### Exercise directions
Read the material below and tally how many lines hold the word "xlabel", giving the number and nothing else.

[Dataset entries on figures]

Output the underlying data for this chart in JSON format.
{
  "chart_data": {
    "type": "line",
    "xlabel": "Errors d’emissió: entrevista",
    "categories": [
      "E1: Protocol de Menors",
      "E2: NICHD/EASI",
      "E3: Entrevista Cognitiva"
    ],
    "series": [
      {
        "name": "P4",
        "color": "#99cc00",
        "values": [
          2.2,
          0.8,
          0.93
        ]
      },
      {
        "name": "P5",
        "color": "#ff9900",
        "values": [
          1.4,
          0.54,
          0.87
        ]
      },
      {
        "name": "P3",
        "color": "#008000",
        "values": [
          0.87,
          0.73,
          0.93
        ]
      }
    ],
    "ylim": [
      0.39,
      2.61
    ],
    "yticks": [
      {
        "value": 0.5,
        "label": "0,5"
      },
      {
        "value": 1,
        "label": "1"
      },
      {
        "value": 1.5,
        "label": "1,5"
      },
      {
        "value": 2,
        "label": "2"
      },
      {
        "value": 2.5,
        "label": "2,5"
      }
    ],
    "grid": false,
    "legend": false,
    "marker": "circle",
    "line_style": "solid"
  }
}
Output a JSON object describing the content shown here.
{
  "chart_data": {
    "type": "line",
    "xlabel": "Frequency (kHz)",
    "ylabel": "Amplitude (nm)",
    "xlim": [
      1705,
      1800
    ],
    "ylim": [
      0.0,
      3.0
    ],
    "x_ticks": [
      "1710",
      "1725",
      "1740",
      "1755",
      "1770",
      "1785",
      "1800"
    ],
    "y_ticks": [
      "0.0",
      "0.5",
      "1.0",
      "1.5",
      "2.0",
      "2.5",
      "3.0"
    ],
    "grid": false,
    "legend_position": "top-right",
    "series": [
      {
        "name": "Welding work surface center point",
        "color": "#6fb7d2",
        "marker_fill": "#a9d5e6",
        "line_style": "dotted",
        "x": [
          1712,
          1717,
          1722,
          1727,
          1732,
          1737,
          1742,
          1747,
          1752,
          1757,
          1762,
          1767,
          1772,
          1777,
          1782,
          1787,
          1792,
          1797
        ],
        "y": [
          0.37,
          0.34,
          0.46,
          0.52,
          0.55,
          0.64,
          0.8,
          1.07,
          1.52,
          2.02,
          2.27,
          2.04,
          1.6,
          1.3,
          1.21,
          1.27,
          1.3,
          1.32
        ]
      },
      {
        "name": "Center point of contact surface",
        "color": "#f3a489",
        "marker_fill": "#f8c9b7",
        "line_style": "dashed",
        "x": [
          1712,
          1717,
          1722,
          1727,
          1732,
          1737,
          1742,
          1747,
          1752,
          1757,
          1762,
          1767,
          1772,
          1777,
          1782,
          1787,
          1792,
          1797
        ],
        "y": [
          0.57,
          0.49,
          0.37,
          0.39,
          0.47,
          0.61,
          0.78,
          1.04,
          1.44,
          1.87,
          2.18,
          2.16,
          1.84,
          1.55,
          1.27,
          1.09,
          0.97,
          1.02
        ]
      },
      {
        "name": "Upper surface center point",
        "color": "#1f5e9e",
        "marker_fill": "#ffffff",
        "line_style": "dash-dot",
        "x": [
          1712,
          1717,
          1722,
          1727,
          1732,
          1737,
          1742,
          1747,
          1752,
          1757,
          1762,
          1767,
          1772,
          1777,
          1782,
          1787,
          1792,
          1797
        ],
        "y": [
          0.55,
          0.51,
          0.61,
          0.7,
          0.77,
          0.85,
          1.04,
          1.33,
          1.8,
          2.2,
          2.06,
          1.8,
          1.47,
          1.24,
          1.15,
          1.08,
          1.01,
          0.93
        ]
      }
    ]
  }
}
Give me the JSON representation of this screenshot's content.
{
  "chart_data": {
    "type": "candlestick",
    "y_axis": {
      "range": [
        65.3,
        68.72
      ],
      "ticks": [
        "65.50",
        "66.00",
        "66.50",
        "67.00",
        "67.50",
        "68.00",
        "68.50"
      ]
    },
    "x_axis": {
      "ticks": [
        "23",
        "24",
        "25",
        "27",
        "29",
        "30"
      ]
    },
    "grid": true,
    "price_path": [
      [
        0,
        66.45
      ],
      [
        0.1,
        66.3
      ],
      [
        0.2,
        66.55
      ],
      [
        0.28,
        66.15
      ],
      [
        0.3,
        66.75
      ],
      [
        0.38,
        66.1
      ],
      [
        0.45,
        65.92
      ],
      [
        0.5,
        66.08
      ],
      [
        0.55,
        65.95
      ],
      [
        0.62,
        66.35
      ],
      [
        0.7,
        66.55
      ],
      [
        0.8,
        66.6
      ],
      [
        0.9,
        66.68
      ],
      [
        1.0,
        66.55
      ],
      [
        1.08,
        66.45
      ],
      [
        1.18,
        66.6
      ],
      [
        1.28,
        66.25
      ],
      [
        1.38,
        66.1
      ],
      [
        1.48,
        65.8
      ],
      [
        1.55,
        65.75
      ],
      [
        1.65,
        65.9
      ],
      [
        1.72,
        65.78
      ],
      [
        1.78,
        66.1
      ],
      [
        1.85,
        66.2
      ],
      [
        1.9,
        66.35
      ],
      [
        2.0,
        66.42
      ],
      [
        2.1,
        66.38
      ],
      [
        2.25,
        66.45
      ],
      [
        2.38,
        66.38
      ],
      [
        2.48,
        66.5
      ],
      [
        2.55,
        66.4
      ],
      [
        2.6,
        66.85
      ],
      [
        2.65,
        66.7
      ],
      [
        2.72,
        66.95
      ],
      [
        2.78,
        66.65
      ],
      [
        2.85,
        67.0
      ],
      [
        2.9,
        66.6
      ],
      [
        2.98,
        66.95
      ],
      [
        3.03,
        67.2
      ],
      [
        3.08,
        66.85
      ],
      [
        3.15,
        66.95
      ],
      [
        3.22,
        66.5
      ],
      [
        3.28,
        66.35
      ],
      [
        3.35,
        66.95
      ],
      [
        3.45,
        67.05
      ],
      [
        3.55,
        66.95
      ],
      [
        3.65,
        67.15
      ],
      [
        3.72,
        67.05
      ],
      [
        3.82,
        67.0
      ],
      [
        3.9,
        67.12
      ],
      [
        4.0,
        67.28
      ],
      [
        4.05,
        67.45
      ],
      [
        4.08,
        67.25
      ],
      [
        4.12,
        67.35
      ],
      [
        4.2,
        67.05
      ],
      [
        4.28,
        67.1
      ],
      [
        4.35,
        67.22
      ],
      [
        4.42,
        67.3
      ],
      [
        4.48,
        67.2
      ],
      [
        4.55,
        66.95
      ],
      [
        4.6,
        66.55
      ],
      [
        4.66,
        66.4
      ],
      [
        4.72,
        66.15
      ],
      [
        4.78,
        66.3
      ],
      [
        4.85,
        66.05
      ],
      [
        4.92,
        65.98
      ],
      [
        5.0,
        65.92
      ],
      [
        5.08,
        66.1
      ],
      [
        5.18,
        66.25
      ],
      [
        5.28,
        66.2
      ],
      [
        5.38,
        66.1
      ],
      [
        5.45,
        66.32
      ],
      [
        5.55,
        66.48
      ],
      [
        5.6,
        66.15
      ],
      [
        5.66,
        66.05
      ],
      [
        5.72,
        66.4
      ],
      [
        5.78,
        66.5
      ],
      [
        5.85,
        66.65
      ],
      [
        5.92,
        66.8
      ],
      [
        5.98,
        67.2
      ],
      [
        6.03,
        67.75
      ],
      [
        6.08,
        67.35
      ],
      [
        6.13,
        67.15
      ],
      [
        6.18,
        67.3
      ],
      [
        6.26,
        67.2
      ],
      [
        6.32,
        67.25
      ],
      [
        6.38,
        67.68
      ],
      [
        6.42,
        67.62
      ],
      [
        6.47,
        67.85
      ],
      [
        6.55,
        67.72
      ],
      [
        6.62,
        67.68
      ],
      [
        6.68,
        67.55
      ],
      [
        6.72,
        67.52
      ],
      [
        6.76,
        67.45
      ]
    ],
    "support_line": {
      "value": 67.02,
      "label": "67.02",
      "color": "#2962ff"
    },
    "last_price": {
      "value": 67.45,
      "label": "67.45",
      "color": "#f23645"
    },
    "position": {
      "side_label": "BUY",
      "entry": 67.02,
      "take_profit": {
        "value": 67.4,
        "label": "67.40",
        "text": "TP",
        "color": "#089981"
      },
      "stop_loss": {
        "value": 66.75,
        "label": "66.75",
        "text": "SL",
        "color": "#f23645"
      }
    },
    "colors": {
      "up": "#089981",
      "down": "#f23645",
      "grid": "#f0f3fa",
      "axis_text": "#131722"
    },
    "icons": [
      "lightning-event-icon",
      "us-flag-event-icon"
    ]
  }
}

### Answer to this problem
2